--- GIVEN INSTRUCTION ---
Find each line with the word "sections" and copy it.

——————————

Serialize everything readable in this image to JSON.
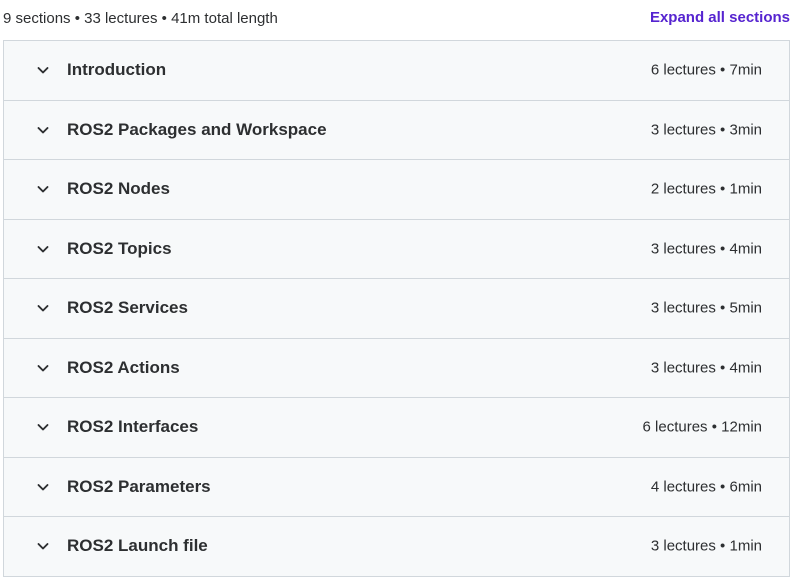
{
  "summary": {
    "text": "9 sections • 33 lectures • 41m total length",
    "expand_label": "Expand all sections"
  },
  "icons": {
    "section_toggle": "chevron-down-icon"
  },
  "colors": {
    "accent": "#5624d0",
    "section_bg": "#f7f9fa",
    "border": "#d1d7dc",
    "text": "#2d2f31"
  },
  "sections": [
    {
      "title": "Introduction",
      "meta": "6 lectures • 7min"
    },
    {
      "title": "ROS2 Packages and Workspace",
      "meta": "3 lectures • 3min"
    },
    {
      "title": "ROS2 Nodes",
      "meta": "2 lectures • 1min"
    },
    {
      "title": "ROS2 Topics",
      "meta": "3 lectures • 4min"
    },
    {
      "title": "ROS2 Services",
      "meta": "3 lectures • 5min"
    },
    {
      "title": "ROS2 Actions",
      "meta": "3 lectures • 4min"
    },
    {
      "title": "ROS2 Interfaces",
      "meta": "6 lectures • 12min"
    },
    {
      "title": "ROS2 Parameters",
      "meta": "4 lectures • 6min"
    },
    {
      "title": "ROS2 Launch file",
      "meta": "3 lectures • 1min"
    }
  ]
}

——————————

--- OUTPUT BELOW ---
    "text": "9 sections • 33 lectures • 41m total length",
    "expand_label": "Expand all sections"
  "sections": [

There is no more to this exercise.